- **Exercise goal**: Repeat the whole of the data, keeping every detail the same.

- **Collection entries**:
%%

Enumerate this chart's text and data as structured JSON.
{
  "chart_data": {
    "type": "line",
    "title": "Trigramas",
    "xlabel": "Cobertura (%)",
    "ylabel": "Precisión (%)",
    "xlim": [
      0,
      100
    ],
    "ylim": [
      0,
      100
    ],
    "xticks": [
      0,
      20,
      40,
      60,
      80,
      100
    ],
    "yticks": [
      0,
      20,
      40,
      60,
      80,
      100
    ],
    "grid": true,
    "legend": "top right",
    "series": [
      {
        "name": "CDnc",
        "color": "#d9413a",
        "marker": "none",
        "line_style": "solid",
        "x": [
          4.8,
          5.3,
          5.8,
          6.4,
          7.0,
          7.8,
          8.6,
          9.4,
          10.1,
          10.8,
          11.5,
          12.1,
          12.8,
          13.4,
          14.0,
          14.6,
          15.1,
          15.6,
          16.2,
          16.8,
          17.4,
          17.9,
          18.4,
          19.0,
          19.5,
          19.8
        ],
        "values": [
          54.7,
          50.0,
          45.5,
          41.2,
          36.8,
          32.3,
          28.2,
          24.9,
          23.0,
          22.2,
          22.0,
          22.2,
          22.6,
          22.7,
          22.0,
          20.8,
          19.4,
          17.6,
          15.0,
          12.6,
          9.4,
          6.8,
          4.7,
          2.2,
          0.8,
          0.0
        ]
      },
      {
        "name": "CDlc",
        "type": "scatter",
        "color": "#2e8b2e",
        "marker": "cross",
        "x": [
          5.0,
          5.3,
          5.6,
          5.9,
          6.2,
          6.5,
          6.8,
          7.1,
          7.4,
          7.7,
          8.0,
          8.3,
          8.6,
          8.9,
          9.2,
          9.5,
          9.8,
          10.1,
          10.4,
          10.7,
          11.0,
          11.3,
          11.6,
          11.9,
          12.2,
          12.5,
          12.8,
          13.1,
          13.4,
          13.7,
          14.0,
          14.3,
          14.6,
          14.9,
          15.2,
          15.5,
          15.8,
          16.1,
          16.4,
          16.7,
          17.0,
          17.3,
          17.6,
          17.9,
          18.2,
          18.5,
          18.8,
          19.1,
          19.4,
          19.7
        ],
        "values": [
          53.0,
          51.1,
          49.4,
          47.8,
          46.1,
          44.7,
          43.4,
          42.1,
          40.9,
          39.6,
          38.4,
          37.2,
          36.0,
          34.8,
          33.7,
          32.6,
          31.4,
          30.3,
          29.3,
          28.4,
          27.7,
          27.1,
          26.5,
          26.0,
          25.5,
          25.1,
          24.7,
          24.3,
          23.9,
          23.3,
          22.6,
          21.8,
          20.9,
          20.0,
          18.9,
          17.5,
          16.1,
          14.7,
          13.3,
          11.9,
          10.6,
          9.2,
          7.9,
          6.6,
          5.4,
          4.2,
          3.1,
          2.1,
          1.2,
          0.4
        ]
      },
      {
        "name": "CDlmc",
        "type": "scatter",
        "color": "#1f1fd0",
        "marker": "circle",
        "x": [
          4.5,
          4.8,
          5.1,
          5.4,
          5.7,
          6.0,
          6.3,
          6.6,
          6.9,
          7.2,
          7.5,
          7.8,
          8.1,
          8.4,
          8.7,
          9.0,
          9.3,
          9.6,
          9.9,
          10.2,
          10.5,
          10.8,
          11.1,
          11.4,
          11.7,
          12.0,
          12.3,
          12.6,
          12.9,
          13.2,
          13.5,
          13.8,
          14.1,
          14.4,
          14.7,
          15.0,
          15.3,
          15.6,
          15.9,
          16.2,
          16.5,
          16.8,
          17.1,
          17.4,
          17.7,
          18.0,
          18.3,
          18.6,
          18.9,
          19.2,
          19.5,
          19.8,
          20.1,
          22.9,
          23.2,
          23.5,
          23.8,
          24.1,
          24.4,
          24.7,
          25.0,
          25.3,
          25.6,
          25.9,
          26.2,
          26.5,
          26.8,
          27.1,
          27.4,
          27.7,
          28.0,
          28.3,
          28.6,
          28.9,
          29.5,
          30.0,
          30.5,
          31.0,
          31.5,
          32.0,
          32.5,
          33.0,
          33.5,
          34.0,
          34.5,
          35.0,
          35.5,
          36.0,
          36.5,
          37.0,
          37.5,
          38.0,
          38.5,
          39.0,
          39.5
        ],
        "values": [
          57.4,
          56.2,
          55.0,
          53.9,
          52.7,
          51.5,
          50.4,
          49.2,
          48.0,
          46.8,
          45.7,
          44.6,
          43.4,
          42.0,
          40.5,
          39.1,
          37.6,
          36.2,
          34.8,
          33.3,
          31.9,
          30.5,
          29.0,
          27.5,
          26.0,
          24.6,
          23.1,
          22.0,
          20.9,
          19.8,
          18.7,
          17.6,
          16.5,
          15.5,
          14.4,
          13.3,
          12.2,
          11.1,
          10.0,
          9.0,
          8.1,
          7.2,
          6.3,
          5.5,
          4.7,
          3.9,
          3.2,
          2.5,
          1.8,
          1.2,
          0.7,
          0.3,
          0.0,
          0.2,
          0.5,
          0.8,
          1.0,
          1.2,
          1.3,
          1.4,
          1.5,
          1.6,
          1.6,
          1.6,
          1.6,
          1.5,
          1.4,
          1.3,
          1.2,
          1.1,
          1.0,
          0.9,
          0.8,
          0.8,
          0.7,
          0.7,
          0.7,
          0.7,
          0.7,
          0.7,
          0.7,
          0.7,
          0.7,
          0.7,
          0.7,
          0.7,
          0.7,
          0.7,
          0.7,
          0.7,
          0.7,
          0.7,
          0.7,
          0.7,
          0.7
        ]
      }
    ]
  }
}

%%

- **Finished task**:
Enumerate this chart's text and data as structured JSON.
{
  "chart_data": {
    "type": "line",
    "title": "Trigramas",
    "xlabel": "Cobertura (%)",
    "ylabel": "Precisión (%)",
    "xlim": [
      0,
      100
    ],
    "ylim": [
      0,
      100
    ],
    "xticks": [
      0,
      20,
      40,
      60,
      80,
      100
    ],
    "yticks": [
      0,
      20,
      40,
      60,
      80,
      100
    ],
    "grid": true,
    "legend": "top right",
    "series": [
      {
        "name": "CDnc",
        "color": "#d9413a",
        "marker": "none",
        "line_style": "solid",
        "x": [
          4.8,
          5.3,
          5.8,
          6.4,
          7.0,
          7.8,
          8.6,
          9.4,
          10.1,
          10.8,
          11.5,
          12.1,
          12.8,
          13.4,
          14.0,
          14.6,
          15.1,
          15.6,
          16.2,
          16.8,
          17.4,
          17.9,
          18.4,
          19.0,
          19.5,
          19.8
        ],
        "values": [
          54.7,
          50.0,
          45.5,
          41.2,
          36.8,
          32.3,
          28.2,
          24.9,
          23.0,
          22.2,
          22.0,
          22.2,
          22.6,
          22.7,
          22.0,
          20.8,
          19.4,
          17.6,
          15.0,
          12.6,
          9.4,
          6.8,
          4.7,
          2.2,
          0.8,
          0.0
        ]
      },
      {
        "name": "CDlc",
        "type": "scatter",
        "color": "#2e8b2e",
        "marker": "cross",
        "x": [
          5.0,
          5.3,
          5.6,
          5.9,
          6.2,
          6.5,
          6.8,
          7.1,
          7.4,
          7.7,
          8.0,
          8.3,
          8.6,
          8.9,
          9.2,
          9.5,
          9.8,
          10.1,
          10.4,
          10.7,
          11.0,
          11.3,
          11.6,
          11.9,
          12.2,
          12.5,
          12.8,
          13.1,
          13.4,
          13.7,
          14.0,
          14.3,
          14.6,
          14.9,
          15.2,
          15.5,
          15.8,
          16.1,
          16.4,
          16.7,
          17.0,
          17.3,
          17.6,
          17.9,
          18.2,
          18.5,
          18.8,
          19.1,
          19.4,
          19.7
        ],
        "values": [
          53.0,
          51.1,
          49.4,
          47.8,
          46.1,
          44.7,
          43.4,
          42.1,
          40.9,
          39.6,
          38.4,
          37.2,
          36.0,
          34.8,
          33.7,
          32.6,
          31.4,
          30.3,
          29.3,
          28.4,
          27.7,
          27.1,
          26.5,
          26.0,
          25.5,
          25.1,
          24.7,
          24.3,
          23.9,
          23.3,
          22.6,
          21.8,
          20.9,
          20.0,
          18.9,
          17.5,
          16.1,
          14.7,
          13.3,
          11.9,
          10.6,
          9.2,
          7.9,
          6.6,
          5.4,
          4.2,
          3.1,
          2.1,
          1.2,
          0.4
        ]
      },
      {
        "name": "CDlmc",
        "type": "scatter",
        "color": "#1f1fd0",
        "marker": "circle",
        "x": [
          4.5,
          4.8,
          5.1,
          5.4,
          5.7,
          6.0,
          6.3,
          6.6,
          6.9,
          7.2,
          7.5,
          7.8,
          8.1,
          8.4,
          8.7,
          9.0,
          9.3,
          9.6,
          9.9,
          10.2,
          10.5,
          10.8,
          11.1,
          11.4,
          11.7,
          12.0,
          12.3,
          12.6,
          12.9,
          13.2,
          13.5,
          13.8,
          14.1,
          14.4,
          14.7,
          15.0,
          15.3,
          15.6,
          15.9,
          16.2,
          16.5,
          16.8,
          17.1,
          17.4,
          17.7,
          18.0,
          18.3,
          18.6,
          18.9,
          19.2,
          19.5,
          19.8,
          20.1,
          22.9,
          23.2,
          23.5,
          23.8,
          24.1,
          24.4,
          24.7,
          25.0,
          25.3,
          25.6,
          25.9,
          26.2,
          26.5,
          26.8,
          27.1,
          27.4,
          27.7,
          28.0,
          28.3,
          28.6,
          28.9,
          29.5,
          30.0,
          30.5,
          31.0,
          31.5,
          32.0,
          32.5,
          33.0,
          33.5,
          34.0,
          34.5,
          35.0,
          35.5,
          36.0,
          36.5,
          37.0,
          37.5,
          38.0,
          38.5,
          39.0,
          39.5
        ],
        "values": [
          57.4,
          56.2,
          55.0,
          53.9,
          52.7,
          51.5,
          50.4,
          49.2,
          48.0,
          46.8,
          45.7,
          44.6,
          43.4,
          42.0,
          40.5,
          39.1,
          37.6,
          36.2,
          34.8,
          33.3,
          31.9,
          30.5,
          29.0,
          27.5,
          26.0,
          24.6,
          23.1,
          22.0,
          20.9,
          19.8,
          18.7,
          17.6,
          16.5,
          15.5,
          14.4,
          13.3,
          12.2,
          11.1,
          10.0,
          9.0,
          8.1,
          7.2,
          6.3,
          5.5,
          4.7,
          3.9,
          3.2,
          2.5,
          1.8,
          1.2,
          0.7,
          0.3,
          0.0,
          0.2,
          0.5,
          0.8,
          1.0,
          1.2,
          1.3,
          1.4,
          1.5,
          1.6,
          1.6,
          1.6,
          1.6,
          1.5,
          1.4,
          1.3,
          1.2,
          1.1,
          1.0,
          0.9,
          0.8,
          0.8,
          0.7,
          0.7,
          0.7,
          0.7,
          0.7,
          0.7,
          0.7,
          0.7,
          0.7,
          0.7,
          0.7,
          0.7,
          0.7,
          0.7,
          0.7,
          0.7,
          0.7,
          0.7,
          0.7,
          0.7,
          0.7
        ]
      }
    ]
  }
}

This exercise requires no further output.